───── Source data ─────

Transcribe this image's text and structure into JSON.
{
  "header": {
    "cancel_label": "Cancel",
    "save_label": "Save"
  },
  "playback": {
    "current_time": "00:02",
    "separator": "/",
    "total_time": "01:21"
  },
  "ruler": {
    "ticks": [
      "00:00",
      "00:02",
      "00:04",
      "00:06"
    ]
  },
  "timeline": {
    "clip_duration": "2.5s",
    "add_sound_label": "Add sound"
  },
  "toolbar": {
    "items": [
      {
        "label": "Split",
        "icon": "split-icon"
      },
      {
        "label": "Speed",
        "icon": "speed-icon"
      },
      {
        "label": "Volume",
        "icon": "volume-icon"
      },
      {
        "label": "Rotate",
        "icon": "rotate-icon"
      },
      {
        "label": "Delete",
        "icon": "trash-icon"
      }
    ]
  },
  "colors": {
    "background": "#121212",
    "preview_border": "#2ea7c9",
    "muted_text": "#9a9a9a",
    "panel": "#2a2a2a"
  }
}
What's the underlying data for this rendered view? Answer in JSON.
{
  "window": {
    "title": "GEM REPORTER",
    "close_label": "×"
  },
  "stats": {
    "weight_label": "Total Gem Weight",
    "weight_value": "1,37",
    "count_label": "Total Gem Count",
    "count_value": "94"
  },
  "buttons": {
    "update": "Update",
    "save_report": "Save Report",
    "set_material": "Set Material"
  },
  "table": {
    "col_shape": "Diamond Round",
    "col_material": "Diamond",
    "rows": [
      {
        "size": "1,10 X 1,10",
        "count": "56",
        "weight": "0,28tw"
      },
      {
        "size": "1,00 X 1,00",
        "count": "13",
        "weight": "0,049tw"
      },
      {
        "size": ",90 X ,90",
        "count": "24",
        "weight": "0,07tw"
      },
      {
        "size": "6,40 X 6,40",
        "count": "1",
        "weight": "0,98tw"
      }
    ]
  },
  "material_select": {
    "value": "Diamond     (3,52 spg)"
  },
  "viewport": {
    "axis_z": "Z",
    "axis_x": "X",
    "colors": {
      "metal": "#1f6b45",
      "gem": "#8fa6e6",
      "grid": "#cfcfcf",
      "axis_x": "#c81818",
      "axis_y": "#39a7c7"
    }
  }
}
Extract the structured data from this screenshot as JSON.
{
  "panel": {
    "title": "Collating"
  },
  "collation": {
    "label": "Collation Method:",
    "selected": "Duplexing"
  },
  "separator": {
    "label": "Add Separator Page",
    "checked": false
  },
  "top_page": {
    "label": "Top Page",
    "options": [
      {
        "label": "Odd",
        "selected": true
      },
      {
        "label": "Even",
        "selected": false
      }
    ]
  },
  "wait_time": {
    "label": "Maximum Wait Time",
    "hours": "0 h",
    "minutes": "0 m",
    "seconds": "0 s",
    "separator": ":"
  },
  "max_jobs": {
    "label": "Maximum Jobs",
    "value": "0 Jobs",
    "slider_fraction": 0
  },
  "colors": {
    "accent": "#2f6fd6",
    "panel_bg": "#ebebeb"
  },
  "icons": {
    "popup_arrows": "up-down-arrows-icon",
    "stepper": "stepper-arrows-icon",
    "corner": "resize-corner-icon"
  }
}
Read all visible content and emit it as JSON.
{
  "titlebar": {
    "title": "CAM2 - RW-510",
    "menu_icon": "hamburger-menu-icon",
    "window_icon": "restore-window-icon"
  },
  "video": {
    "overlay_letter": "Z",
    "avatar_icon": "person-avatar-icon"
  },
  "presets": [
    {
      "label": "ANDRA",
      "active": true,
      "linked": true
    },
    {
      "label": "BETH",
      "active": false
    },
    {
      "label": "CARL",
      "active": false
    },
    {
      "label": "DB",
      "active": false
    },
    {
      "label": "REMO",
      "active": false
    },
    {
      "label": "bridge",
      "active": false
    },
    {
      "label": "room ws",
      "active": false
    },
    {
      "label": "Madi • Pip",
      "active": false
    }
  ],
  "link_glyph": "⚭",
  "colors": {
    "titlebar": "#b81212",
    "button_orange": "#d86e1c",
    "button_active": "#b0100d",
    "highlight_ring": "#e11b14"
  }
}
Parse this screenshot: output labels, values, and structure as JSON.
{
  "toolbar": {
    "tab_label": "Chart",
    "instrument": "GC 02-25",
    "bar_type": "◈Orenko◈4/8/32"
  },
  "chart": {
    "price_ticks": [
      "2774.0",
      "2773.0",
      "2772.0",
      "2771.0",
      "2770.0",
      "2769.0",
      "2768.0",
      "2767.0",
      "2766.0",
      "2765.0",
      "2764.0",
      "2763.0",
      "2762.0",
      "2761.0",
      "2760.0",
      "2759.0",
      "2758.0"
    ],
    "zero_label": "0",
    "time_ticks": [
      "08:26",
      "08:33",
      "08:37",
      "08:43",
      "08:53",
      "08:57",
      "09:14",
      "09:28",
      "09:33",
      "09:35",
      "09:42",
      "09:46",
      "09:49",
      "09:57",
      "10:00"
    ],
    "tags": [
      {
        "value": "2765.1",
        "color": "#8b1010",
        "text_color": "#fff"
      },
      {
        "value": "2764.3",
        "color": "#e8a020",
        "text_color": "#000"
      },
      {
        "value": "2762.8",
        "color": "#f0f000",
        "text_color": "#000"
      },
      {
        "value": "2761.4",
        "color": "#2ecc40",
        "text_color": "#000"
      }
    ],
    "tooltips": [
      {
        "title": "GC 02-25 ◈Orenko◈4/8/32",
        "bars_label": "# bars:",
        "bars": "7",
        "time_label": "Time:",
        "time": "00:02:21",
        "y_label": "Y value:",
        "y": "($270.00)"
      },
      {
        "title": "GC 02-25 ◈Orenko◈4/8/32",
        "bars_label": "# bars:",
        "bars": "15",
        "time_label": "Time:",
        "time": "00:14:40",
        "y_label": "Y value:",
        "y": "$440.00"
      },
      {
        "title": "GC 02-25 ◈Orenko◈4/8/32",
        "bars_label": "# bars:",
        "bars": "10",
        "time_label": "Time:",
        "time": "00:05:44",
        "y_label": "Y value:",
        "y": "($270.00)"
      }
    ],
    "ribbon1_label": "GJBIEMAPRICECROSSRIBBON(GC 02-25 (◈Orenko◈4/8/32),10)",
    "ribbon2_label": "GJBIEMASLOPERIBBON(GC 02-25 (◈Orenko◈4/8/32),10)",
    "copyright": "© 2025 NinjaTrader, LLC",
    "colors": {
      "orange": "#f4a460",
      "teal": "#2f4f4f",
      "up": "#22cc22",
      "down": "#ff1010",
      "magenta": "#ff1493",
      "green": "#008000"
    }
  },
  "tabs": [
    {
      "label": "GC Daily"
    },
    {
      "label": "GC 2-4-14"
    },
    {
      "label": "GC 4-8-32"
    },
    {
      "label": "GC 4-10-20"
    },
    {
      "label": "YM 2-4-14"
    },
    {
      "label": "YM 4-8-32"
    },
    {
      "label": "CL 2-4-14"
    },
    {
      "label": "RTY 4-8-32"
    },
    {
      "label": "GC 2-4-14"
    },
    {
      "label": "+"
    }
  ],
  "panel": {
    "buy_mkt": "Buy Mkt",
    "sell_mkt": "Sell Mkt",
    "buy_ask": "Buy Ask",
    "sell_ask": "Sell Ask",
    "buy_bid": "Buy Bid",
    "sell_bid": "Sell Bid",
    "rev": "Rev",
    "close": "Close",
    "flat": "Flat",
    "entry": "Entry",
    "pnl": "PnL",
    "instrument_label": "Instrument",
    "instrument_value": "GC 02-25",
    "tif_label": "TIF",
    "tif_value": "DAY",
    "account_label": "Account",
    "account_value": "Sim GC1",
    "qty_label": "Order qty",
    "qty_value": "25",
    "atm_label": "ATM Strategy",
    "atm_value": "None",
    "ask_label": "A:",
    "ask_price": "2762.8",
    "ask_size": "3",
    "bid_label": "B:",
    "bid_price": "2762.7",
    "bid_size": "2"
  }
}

─────

What needs to be done —
In the records, locate each line holding the string "Sell" and copy it.

Result of the task —
    "sell_mkt": "Sell Mkt",
    "sell_ask": "Sell Ask",
    "sell_bid": "Sell Bid",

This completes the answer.